--- Stated problem ---
From the records below, pull each line that has "screenshot".

--- Material provided ---
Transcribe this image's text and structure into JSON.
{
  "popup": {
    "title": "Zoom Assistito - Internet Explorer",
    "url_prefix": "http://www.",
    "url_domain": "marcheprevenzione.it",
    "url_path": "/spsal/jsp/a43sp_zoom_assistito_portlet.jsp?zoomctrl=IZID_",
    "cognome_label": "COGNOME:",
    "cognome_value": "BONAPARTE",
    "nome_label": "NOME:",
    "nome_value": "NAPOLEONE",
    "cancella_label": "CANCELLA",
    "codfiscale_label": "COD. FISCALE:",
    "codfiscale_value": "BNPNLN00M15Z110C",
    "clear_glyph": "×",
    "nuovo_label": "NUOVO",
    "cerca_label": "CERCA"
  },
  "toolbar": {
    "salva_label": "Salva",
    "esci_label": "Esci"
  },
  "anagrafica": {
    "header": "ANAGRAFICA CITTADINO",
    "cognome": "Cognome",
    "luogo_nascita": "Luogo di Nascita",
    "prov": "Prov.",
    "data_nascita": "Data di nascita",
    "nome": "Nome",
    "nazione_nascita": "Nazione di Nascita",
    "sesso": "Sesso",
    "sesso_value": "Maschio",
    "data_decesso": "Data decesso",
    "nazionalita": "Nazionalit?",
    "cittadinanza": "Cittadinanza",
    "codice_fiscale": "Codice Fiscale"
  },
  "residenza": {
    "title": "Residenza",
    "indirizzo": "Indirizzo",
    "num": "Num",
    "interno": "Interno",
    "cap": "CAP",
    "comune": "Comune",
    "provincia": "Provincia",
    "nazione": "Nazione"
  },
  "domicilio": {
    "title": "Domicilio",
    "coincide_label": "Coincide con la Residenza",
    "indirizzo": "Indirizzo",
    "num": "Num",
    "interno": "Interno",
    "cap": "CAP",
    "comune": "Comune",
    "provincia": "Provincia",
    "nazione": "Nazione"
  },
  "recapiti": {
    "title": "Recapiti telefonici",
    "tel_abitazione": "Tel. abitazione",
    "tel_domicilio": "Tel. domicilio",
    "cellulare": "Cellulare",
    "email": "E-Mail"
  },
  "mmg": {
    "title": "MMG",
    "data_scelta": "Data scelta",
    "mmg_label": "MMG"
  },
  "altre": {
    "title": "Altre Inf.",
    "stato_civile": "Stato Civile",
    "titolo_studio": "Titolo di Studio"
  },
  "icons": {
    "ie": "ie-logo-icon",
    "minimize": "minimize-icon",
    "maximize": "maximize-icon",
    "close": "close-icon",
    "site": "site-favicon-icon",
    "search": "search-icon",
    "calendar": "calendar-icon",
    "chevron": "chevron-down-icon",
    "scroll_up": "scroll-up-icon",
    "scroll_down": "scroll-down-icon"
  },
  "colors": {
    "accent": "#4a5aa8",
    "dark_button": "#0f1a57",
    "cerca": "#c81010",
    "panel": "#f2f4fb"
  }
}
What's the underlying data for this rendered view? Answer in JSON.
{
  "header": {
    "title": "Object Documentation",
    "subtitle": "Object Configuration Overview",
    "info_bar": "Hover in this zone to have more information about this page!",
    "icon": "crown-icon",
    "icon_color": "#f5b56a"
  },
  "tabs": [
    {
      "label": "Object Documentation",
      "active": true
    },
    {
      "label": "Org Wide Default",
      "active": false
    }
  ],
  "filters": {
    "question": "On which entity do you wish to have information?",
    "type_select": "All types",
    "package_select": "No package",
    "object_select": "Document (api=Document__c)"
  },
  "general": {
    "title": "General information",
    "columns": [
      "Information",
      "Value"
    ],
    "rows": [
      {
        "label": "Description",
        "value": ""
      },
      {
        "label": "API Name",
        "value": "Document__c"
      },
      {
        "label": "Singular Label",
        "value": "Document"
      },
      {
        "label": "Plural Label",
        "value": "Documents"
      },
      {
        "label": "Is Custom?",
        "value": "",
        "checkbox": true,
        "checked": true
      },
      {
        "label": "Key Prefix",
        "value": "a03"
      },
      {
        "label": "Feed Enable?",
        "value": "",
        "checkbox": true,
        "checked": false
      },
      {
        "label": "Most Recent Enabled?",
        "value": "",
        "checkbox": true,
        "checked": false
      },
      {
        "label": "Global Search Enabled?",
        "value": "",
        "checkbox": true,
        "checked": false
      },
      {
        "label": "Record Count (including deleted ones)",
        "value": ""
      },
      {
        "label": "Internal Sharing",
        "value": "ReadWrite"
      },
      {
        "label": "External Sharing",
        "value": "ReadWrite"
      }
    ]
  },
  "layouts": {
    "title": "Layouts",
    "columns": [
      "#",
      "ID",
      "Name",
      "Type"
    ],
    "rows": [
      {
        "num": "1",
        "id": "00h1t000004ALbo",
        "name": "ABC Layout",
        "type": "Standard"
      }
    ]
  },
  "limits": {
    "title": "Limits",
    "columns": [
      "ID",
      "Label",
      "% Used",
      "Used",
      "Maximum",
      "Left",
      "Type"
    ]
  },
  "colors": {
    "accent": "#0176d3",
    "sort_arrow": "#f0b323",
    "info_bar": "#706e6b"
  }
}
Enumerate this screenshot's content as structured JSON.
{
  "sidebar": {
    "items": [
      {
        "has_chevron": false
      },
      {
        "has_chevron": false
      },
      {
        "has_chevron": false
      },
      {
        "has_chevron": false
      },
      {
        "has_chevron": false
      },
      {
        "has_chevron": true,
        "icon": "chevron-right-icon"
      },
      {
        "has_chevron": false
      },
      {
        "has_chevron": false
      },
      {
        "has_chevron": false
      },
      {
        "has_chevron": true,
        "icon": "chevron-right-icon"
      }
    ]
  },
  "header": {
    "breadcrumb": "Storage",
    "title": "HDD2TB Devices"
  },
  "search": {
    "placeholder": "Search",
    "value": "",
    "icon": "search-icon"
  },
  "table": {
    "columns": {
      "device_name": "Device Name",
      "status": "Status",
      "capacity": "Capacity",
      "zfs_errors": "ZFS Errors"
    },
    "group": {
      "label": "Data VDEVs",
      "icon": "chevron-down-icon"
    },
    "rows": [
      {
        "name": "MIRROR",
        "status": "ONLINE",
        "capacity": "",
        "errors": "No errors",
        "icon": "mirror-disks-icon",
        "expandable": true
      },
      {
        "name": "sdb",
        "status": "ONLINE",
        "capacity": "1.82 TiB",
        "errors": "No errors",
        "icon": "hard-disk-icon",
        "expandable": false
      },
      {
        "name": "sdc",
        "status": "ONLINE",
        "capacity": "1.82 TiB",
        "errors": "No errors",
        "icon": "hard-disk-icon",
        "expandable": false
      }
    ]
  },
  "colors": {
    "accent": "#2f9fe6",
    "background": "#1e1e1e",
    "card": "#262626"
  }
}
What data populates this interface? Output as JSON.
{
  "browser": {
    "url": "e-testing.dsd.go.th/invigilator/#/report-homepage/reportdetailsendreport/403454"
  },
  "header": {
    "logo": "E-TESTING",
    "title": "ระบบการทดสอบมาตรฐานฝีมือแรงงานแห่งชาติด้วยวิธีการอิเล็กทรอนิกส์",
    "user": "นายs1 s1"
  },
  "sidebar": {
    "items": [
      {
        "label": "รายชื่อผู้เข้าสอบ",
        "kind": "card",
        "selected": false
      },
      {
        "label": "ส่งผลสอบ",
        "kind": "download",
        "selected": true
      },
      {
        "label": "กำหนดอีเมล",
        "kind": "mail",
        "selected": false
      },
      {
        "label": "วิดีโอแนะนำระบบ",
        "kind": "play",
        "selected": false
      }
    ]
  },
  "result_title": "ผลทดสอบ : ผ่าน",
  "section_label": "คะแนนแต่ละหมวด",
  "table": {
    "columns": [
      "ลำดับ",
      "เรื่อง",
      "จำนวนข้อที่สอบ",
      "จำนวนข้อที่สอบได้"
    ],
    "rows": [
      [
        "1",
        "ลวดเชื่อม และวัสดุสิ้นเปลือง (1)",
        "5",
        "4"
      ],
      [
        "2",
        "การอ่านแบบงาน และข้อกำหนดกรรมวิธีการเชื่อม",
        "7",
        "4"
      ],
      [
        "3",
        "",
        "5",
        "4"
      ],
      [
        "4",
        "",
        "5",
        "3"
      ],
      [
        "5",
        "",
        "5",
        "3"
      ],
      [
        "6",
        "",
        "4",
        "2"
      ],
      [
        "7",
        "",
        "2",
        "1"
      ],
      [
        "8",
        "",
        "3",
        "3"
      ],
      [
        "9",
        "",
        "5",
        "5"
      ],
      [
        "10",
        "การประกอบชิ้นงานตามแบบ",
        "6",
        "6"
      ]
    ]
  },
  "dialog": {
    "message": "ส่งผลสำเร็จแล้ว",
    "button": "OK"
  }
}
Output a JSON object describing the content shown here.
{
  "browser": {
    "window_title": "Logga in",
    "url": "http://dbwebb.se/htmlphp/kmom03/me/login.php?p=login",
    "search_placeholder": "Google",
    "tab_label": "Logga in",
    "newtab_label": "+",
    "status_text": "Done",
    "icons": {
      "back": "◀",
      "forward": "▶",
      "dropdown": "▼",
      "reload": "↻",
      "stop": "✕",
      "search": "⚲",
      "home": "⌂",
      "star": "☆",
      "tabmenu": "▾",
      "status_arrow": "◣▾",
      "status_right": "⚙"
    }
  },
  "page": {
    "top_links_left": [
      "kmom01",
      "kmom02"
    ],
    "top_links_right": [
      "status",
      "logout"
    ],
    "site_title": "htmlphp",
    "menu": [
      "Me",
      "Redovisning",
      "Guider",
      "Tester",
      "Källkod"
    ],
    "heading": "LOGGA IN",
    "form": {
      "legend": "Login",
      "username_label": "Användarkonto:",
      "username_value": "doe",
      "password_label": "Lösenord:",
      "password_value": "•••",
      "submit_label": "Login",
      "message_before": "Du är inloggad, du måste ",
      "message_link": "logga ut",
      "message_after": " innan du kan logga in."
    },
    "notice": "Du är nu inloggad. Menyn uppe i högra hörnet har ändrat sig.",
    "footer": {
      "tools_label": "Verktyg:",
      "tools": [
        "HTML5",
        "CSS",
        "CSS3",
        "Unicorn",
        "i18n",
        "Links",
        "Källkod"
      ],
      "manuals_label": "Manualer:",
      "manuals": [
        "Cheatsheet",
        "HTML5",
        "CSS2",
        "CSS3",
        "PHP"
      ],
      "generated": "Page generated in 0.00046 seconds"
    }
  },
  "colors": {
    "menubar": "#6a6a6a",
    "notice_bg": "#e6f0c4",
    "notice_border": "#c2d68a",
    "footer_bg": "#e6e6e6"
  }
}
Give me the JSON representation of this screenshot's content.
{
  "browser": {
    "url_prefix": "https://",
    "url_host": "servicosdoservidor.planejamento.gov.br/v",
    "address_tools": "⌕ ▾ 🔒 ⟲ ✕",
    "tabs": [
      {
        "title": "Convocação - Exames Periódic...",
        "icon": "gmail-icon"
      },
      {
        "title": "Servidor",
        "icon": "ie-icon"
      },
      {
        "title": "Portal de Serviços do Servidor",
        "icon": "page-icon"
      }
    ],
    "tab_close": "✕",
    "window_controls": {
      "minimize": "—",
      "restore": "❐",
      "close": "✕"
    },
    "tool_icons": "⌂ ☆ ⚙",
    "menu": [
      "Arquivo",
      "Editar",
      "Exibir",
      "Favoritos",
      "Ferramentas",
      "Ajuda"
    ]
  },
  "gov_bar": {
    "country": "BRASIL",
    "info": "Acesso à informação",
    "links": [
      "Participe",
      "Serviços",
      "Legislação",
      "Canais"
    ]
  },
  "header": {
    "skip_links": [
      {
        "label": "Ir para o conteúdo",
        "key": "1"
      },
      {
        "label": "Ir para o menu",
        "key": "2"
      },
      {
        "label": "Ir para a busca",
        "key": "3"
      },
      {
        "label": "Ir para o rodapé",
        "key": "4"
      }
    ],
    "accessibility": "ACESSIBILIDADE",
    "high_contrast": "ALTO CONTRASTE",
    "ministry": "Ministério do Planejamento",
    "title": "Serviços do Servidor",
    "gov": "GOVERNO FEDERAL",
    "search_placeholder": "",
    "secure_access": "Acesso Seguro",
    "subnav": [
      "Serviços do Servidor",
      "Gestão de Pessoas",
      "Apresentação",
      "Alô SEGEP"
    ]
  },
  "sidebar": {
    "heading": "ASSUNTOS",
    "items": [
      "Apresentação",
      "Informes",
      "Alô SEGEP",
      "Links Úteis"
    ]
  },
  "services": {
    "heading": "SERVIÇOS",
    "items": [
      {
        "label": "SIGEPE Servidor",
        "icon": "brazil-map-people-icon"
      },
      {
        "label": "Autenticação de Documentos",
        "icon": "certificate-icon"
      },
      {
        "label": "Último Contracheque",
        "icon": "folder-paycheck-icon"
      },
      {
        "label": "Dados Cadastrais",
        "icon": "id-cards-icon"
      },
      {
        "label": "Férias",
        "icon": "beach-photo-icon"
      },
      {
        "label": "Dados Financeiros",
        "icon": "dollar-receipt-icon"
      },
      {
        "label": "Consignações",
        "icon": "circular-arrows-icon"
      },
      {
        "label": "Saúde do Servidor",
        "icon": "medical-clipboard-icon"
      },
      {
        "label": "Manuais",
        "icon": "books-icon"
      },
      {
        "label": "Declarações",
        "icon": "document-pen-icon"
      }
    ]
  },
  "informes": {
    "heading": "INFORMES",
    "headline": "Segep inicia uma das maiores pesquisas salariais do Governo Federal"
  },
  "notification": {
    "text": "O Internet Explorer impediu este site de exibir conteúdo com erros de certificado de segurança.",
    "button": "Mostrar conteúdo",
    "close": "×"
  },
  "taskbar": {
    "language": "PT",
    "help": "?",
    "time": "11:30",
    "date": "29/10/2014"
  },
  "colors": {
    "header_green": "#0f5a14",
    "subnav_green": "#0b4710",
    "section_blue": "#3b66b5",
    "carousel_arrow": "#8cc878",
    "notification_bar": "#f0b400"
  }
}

--- Result ---
Enumerate this screenshot's content as structured JSON.
Give me the JSON representation of this screenshot's content.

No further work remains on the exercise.